**Your goal**
Every line below is to be copied exactly, with the pictures left out.
---- Data rows
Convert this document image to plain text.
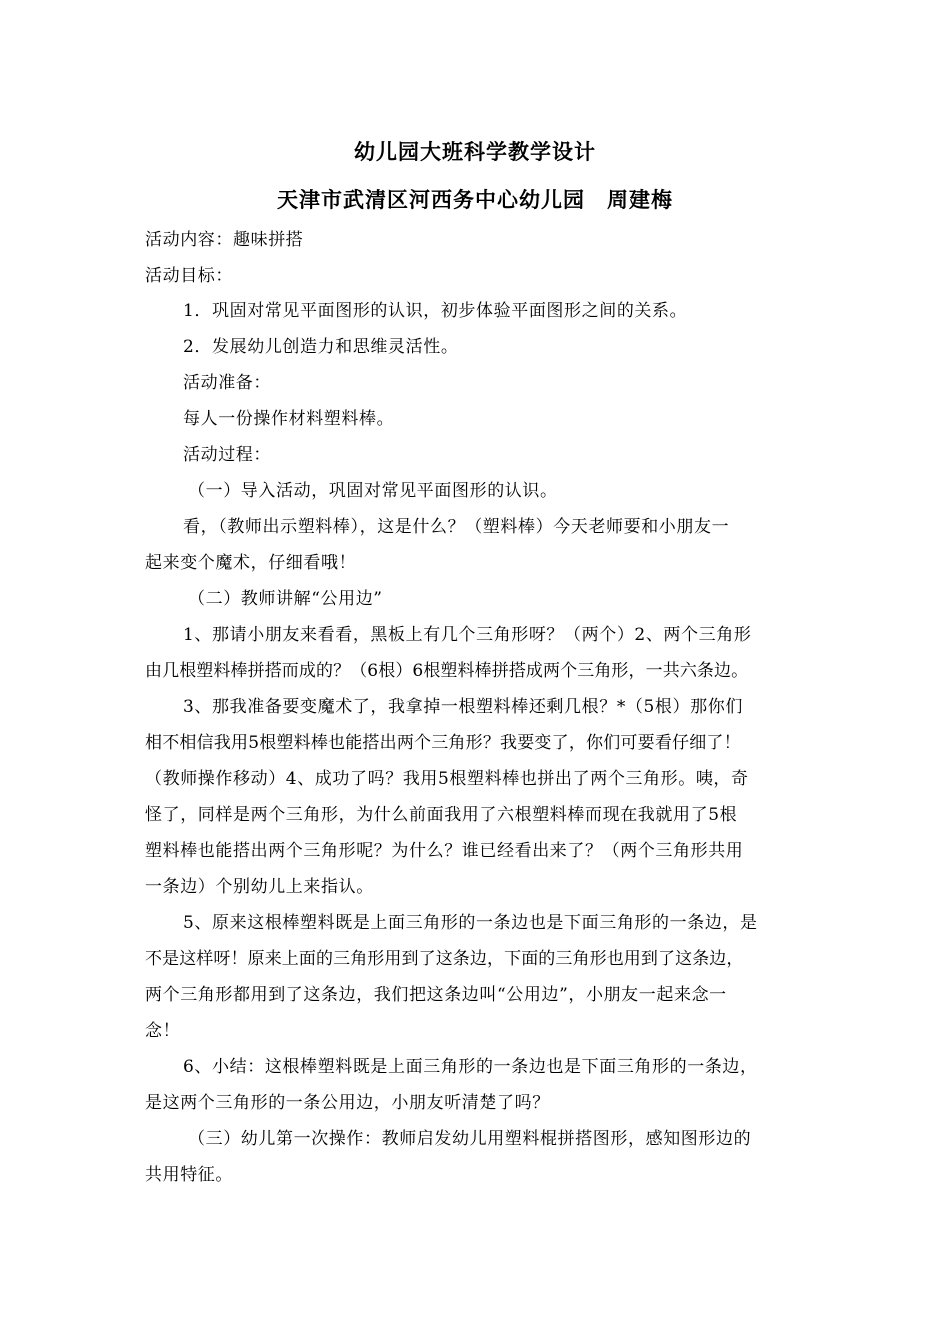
幼儿园大班科学教学设计
天津市武清区河西务中心幼儿园　周建梅
活动内容：趣味拼搭
活动目标：
1．巩固对常见平面图形的认识，初步体验平面图形之间的关系。
2．发展幼儿创造力和思维灵活性。
活动准备：
每人一份操作材料塑料棒。
活动过程：
（一）导入活动，巩固对常见平面图形的认识。
看，（教师出示塑料棒），这是什么？（塑料棒）今天老师要和小朋友一
起来变个魔术，仔细看哦！
（二）教师讲解“公用边”
1、那请小朋友来看看，黑板上有几个三角形呀？（两个）2、两个三角形
由几根塑料棒拼搭而成的？（6根）6根塑料棒拼搭成两个三角形，一共六条边。
3、那我准备要变魔术了，我拿掉一根塑料棒还剩几根？*（5根）那你们
相不相信我用5根塑料棒也能搭出两个三角形？我要变了，你们可要看仔细了！
（教师操作移动）4、成功了吗？我用5根塑料棒也拼出了两个三角形。咦，奇
怪了，同样是两个三角形，为什么前面我用了六根塑料棒而现在我就用了5根
塑料棒也能搭出两个三角形呢？为什么？谁已经看出来了？（两个三角形共用
一条边）个别幼儿上来指认。
5、原来这根棒塑料既是上面三角形的一条边也是下面三角形的一条边，是
不是这样呀！原来上面的三角形用到了这条边，下面的三角形也用到了这条边，
两个三角形都用到了这条边，我们把这条边叫“公用边”，小朋友一起来念一
念！
6、小结：这根棒塑料既是上面三角形的一条边也是下面三角形的一条边，
是这两个三角形的一条公用边，小朋友听清楚了吗？
（三）幼儿第一次操作：教师启发幼儿用塑料棍拼搭图形，感知图形边的
共用特征。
--------
**Finished task**
Convert this document image to plain text.
幼儿园大班科学教学设计
天津市武清区河西务中心幼儿园　周建梅
活动内容：趣味拼搭
活动目标：
1．巩固对常见平面图形的认识，初步体验平面图形之间的关系。
2．发展幼儿创造力和思维灵活性。
活动准备：
每人一份操作材料塑料棒。
活动过程：
（一）导入活动，巩固对常见平面图形的认识。
看，（教师出示塑料棒），这是什么？（塑料棒）今天老师要和小朋友一
起来变个魔术，仔细看哦！
（二）教师讲解“公用边”
1、那请小朋友来看看，黑板上有几个三角形呀？（两个）2、两个三角形
由几根塑料棒拼搭而成的？（6根）6根塑料棒拼搭成两个三角形，一共六条边。
3、那我准备要变魔术了，我拿掉一根塑料棒还剩几根？*（5根）那你们
相不相信我用5根塑料棒也能搭出两个三角形？我要变了，你们可要看仔细了！
（教师操作移动）4、成功了吗？我用5根塑料棒也拼出了两个三角形。咦，奇
怪了，同样是两个三角形，为什么前面我用了六根塑料棒而现在我就用了5根
塑料棒也能搭出两个三角形呢？为什么？谁已经看出来了？（两个三角形共用
一条边）个别幼儿上来指认。
5、原来这根棒塑料既是上面三角形的一条边也是下面三角形的一条边，是
不是这样呀！原来上面的三角形用到了这条边，下面的三角形也用到了这条边，
两个三角形都用到了这条边，我们把这条边叫“公用边”，小朋友一起来念一
念！
6、小结：这根棒塑料既是上面三角形的一条边也是下面三角形的一条边，
是这两个三角形的一条公用边，小朋友听清楚了吗？
（三）幼儿第一次操作：教师启发幼儿用塑料棍拼搭图形，感知图形边的
共用特征。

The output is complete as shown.